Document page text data

---+---

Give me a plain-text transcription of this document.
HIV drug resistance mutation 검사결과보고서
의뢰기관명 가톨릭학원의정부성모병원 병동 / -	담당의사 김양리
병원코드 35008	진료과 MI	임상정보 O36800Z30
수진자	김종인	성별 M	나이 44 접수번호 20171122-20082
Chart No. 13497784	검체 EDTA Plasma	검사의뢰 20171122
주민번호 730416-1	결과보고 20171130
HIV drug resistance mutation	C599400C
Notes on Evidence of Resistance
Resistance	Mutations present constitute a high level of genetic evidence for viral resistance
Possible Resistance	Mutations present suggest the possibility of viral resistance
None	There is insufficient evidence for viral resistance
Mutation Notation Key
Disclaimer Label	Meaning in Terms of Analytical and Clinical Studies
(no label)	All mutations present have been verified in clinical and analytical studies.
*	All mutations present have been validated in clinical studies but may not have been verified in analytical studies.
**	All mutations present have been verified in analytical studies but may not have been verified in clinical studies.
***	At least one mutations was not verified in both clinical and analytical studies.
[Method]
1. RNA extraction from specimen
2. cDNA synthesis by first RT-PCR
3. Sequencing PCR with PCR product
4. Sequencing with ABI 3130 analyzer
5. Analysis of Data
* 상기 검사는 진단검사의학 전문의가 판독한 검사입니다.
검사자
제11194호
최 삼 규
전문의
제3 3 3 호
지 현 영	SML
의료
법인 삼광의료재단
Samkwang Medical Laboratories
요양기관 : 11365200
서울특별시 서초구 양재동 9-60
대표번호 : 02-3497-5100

---+---

PROBLEM REQUIREMENTS:
Output the data once more, exactly as it appears above.

YOUR RESPONSE:
Give me a plain-text transcription of this document.
HIV drug resistance mutation 검사결과보고서
의뢰기관명 가톨릭학원의정부성모병원 병동 / -	담당의사 김양리
병원코드 35008	진료과 MI	임상정보 O36800Z30
수진자	김종인	성별 M	나이 44 접수번호 20171122-20082
Chart No. 13497784	검체 EDTA Plasma	검사의뢰 20171122
주민번호 730416-1	결과보고 20171130
HIV drug resistance mutation	C599400C
Notes on Evidence of Resistance
Resistance	Mutations present constitute a high level of genetic evidence for viral resistance
Possible Resistance	Mutations present suggest the possibility of viral resistance
None	There is insufficient evidence for viral resistance
Mutation Notation Key
Disclaimer Label	Meaning in Terms of Analytical and Clinical Studies
(no label)	All mutations present have been verified in clinical and analytical studies.
*	All mutations present have been validated in clinical studies but may not have been verified in analytical studies.
**	All mutations present have been verified in analytical studies but may not have been verified in clinical studies.
***	At least one mutations was not verified in both clinical and analytical studies.
[Method]
1. RNA extraction from specimen
2. cDNA synthesis by first RT-PCR
3. Sequencing PCR with PCR product
4. Sequencing with ABI 3130 analyzer
5. Analysis of Data
* 상기 검사는 진단검사의학 전문의가 판독한 검사입니다.
검사자
제11194호
최 삼 규
전문의
제3 3 3 호
지 현 영	SML
의료
법인 삼광의료재단
Samkwang Medical Laboratories
요양기관 : 11365200
서울특별시 서초구 양재동 9-60
대표번호 : 02-3497-5100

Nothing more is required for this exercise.